▶ _Provided records_:
begin
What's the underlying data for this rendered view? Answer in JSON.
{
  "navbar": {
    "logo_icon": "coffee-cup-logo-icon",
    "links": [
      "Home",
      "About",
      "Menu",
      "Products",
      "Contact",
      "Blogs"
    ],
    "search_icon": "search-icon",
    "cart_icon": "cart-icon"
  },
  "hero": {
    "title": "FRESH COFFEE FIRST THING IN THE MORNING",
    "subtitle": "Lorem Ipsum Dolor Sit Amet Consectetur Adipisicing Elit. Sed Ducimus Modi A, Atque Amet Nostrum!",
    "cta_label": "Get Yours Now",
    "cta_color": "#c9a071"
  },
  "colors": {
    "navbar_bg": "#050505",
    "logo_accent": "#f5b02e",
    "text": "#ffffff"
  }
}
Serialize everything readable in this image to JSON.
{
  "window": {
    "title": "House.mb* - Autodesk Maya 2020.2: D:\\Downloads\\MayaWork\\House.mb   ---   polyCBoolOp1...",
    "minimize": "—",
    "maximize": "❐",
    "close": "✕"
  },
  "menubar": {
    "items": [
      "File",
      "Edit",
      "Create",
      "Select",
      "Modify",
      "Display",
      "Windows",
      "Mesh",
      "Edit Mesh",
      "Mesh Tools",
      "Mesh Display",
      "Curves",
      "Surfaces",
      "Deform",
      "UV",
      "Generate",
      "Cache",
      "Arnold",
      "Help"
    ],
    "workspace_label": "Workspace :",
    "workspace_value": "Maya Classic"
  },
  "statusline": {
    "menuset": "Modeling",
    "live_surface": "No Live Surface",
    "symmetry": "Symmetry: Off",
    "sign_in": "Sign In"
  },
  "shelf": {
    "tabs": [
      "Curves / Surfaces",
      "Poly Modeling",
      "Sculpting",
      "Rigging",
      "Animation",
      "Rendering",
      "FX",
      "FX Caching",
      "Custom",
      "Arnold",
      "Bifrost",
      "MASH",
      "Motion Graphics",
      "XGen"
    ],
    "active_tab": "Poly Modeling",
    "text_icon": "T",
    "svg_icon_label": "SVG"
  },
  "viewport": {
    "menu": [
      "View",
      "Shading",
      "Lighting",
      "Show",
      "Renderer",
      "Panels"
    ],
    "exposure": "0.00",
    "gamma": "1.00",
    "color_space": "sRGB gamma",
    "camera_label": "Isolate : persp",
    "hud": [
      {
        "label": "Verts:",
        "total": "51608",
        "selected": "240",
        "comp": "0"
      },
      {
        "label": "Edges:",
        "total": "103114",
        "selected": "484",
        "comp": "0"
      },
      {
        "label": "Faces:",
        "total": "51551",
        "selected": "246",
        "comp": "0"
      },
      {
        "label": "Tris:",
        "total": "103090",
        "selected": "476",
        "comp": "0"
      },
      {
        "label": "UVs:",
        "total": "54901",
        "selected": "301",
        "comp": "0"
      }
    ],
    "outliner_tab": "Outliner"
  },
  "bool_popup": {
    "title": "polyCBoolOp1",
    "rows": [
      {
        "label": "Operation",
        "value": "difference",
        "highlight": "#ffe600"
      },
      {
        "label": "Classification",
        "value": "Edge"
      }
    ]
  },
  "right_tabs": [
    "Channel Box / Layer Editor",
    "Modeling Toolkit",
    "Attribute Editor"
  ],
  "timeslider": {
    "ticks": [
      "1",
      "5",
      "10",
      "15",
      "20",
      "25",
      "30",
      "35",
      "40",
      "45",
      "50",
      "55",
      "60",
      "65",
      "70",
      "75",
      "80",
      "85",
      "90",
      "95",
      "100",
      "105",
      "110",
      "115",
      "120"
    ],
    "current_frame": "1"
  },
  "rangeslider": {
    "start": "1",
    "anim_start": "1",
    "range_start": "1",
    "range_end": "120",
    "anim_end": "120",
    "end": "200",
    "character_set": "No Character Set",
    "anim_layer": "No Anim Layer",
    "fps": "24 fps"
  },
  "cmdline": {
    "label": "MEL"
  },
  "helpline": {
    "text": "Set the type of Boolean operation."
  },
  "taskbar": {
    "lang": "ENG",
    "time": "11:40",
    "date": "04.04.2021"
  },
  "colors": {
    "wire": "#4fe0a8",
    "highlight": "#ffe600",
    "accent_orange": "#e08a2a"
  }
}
end
▶ _What the task asks_:
Copy every line of the records word for word.

▶ _Answer to this task_:
What's the underlying data for this rendered view? Answer in JSON.
{
  "navbar": {
    "logo_icon": "coffee-cup-logo-icon",
    "links": [
      "Home",
      "About",
      "Menu",
      "Products",
      "Contact",
      "Blogs"
    ],
    "search_icon": "search-icon",
    "cart_icon": "cart-icon"
  },
  "hero": {
    "title": "FRESH COFFEE FIRST THING IN THE MORNING",
    "subtitle": "Lorem Ipsum Dolor Sit Amet Consectetur Adipisicing Elit. Sed Ducimus Modi A, Atque Amet Nostrum!",
    "cta_label": "Get Yours Now",
    "cta_color": "#c9a071"
  },
  "colors": {
    "navbar_bg": "#050505",
    "logo_accent": "#f5b02e",
    "text": "#ffffff"
  }
}
Serialize everything readable in this image to JSON.
{
  "window": {
    "title": "House.mb* - Autodesk Maya 2020.2: D:\\Downloads\\MayaWork\\House.mb   ---   polyCBoolOp1...",
    "minimize": "—",
    "maximize": "❐",
    "close": "✕"
  },
  "menubar": {
    "items": [
      "File",
      "Edit",
      "Create",
      "Select",
      "Modify",
      "Display",
      "Windows",
      "Mesh",
      "Edit Mesh",
      "Mesh Tools",
      "Mesh Display",
      "Curves",
      "Surfaces",
      "Deform",
      "UV",
      "Generate",
      "Cache",
      "Arnold",
      "Help"
    ],
    "workspace_label": "Workspace :",
    "workspace_value": "Maya Classic"
  },
  "statusline": {
    "menuset": "Modeling",
    "live_surface": "No Live Surface",
    "symmetry": "Symmetry: Off",
    "sign_in": "Sign In"
  },
  "shelf": {
    "tabs": [
      "Curves / Surfaces",
      "Poly Modeling",
      "Sculpting",
      "Rigging",
      "Animation",
      "Rendering",
      "FX",
      "FX Caching",
      "Custom",
      "Arnold",
      "Bifrost",
      "MASH",
      "Motion Graphics",
      "XGen"
    ],
    "active_tab": "Poly Modeling",
    "text_icon": "T",
    "svg_icon_label": "SVG"
  },
  "viewport": {
    "menu": [
      "View",
      "Shading",
      "Lighting",
      "Show",
      "Renderer",
      "Panels"
    ],
    "exposure": "0.00",
    "gamma": "1.00",
    "color_space": "sRGB gamma",
    "camera_label": "Isolate : persp",
    "hud": [
      {
        "label": "Verts:",
        "total": "51608",
        "selected": "240",
        "comp": "0"
      },
      {
        "label": "Edges:",
        "total": "103114",
        "selected": "484",
        "comp": "0"
      },
      {
        "label": "Faces:",
        "total": "51551",
        "selected": "246",
        "comp": "0"
      },
      {
        "label": "Tris:",
        "total": "103090",
        "selected": "476",
        "comp": "0"
      },
      {
        "label": "UVs:",
        "total": "54901",
        "selected": "301",
        "comp": "0"
      }
    ],
    "outliner_tab": "Outliner"
  },
  "bool_popup": {
    "title": "polyCBoolOp1",
    "rows": [
      {
        "label": "Operation",
        "value": "difference",
        "highlight": "#ffe600"
      },
      {
        "label": "Classification",
        "value": "Edge"
      }
    ]
  },
  "right_tabs": [
    "Channel Box / Layer Editor",
    "Modeling Toolkit",
    "Attribute Editor"
  ],
  "timeslider": {
    "ticks": [
      "1",
      "5",
      "10",
      "15",
      "20",
      "25",
      "30",
      "35",
      "40",
      "45",
      "50",
      "55",
      "60",
      "65",
      "70",
      "75",
      "80",
      "85",
      "90",
      "95",
      "100",
      "105",
      "110",
      "115",
      "120"
    ],
    "current_frame": "1"
  },
  "rangeslider": {
    "start": "1",
    "anim_start": "1",
    "range_start": "1",
    "range_end": "120",
    "anim_end": "120",
    "end": "200",
    "character_set": "No Character Set",
    "anim_layer": "No Anim Layer",
    "fps": "24 fps"
  },
  "cmdline": {
    "label": "MEL"
  },
  "helpline": {
    "text": "Set the type of Boolean operation."
  },
  "taskbar": {
    "lang": "ENG",
    "time": "11:40",
    "date": "04.04.2021"
  },
  "colors": {
    "wire": "#4fe0a8",
    "highlight": "#ffe600",
    "accent_orange": "#e08a2a"
  }
}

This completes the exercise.